• SET TASK: Quote the records in full and leave their pictures out.

Some records:
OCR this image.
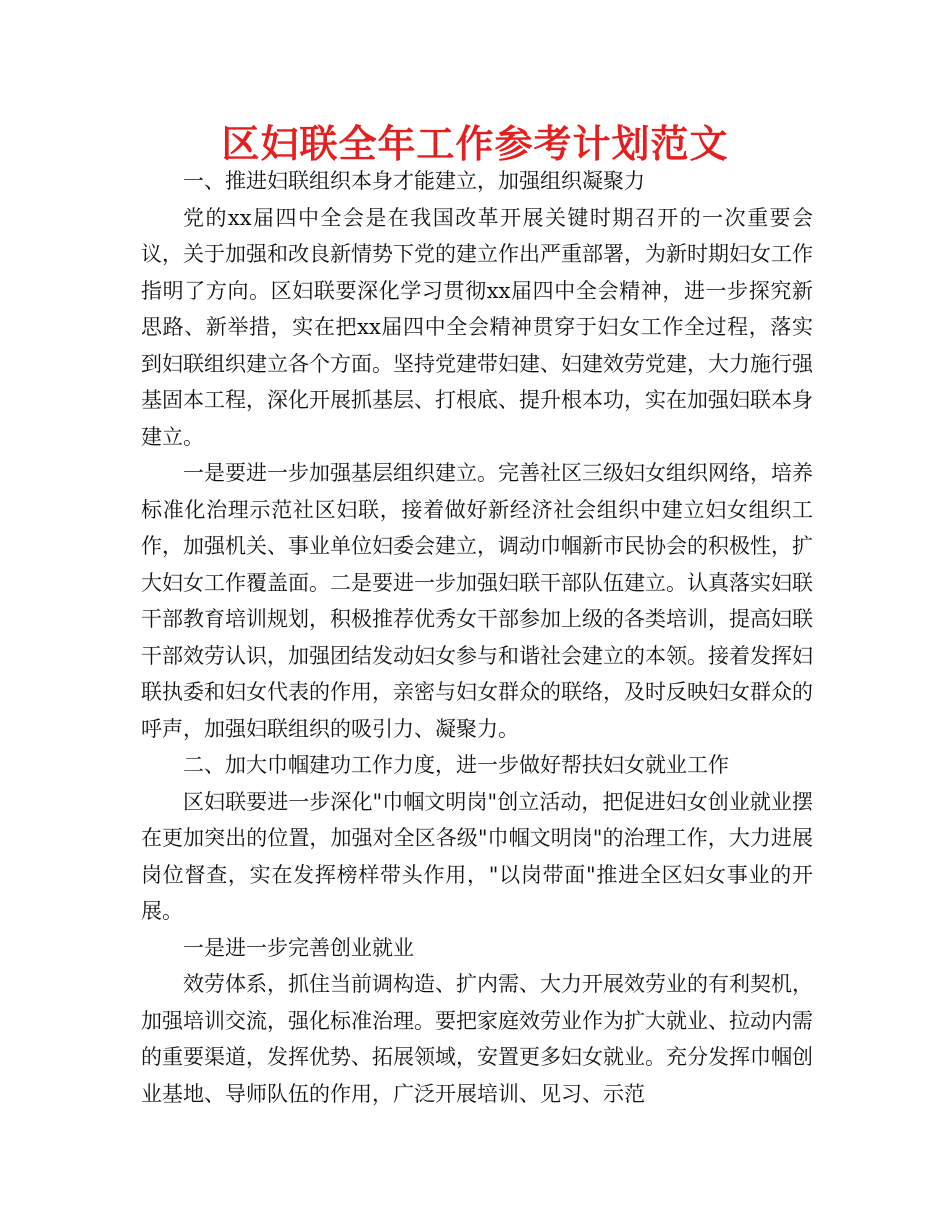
区妇联全年工作参考计划范文

一、推进妇联组织本身才能建立，加强组织凝聚力

党的xx届四中全会是在我国改革开展关键时期召开的一次重要会议，关于加强和改良新情势下党的建立作出严重部署，为新时期妇女工作指明了方向。区妇联要深化学习贯彻xx届四中全会精神，进一步探究新思路、新举措，实在把xx届四中全会精神贯穿于妇女工作全过程，落实到妇联组织建立各个方面。坚持党建带妇建、妇建效劳党建，大力施行强基固本工程，深化开展抓基层、打根底、提升根本功，实在加强妇联本身建立。

一是要进一步加强基层组织建立。完善社区三级妇女组织网络，培养标准化治理示范社区妇联，接着做好新经济社会组织中建立妇女组织工作，加强机关、事业单位妇委会建立，调动巾帼新市民协会的积极性，扩大妇女工作覆盖面。二是要进一步加强妇联干部队伍建立。认真落实妇联干部教育培训规划，积极推荐优秀女干部参加上级的各类培训，提高妇联干部效劳认识，加强团结发动妇女参与和谐社会建立的本领。接着发挥妇联执委和妇女代表的作用，亲密与妇女群众的联络，及时反映妇女群众的呼声，加强妇联组织的吸引力、凝聚力。

二、加大巾帼建功工作力度，进一步做好帮扶妇女就业工作

区妇联要进一步深化"巾帼文明岗"创立活动，把促进妇女创业就业摆在更加突出的位置，加强对全区各级"巾帼文明岗"的治理工作，大力进展岗位督查，实在发挥榜样带头作用，"以岗带面"推进全区妇女事业的开展。

一是进一步完善创业就业

效劳体系，抓住当前调构造、扩内需、大力开展效劳业的有利契机，加强培训交流，强化标准治理。要把家庭效劳业作为扩大就业、拉动内需的重要渠道，发挥优势、拓展领域，安置更多妇女就业。充分发挥巾帼创业基地、导师队伍的作用，广泛开展培训、见习、示范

• WRITTEN RESPONSE:
OCR this image.
区妇联全年工作参考计划范文

一、推进妇联组织本身才能建立，加强组织凝聚力

党的xx届四中全会是在我国改革开展关键时期召开的一次重要会议，关于加强和改良新情势下党的建立作出严重部署，为新时期妇女工作指明了方向。区妇联要深化学习贯彻xx届四中全会精神，进一步探究新思路、新举措，实在把xx届四中全会精神贯穿于妇女工作全过程，落实到妇联组织建立各个方面。坚持党建带妇建、妇建效劳党建，大力施行强基固本工程，深化开展抓基层、打根底、提升根本功，实在加强妇联本身建立。

一是要进一步加强基层组织建立。完善社区三级妇女组织网络，培养标准化治理示范社区妇联，接着做好新经济社会组织中建立妇女组织工作，加强机关、事业单位妇委会建立，调动巾帼新市民协会的积极性，扩大妇女工作覆盖面。二是要进一步加强妇联干部队伍建立。认真落实妇联干部教育培训规划，积极推荐优秀女干部参加上级的各类培训，提高妇联干部效劳认识，加强团结发动妇女参与和谐社会建立的本领。接着发挥妇联执委和妇女代表的作用，亲密与妇女群众的联络，及时反映妇女群众的呼声，加强妇联组织的吸引力、凝聚力。

二、加大巾帼建功工作力度，进一步做好帮扶妇女就业工作

区妇联要进一步深化"巾帼文明岗"创立活动，把促进妇女创业就业摆在更加突出的位置，加强对全区各级"巾帼文明岗"的治理工作，大力进展岗位督查，实在发挥榜样带头作用，"以岗带面"推进全区妇女事业的开展。

一是进一步完善创业就业

效劳体系，抓住当前调构造、扩内需、大力开展效劳业的有利契机，加强培训交流，强化标准治理。要把家庭效劳业作为扩大就业、拉动内需的重要渠道，发挥优势、拓展领域，安置更多妇女就业。充分发挥巾帼创业基地、导师队伍的作用，广泛开展培训、见习、示范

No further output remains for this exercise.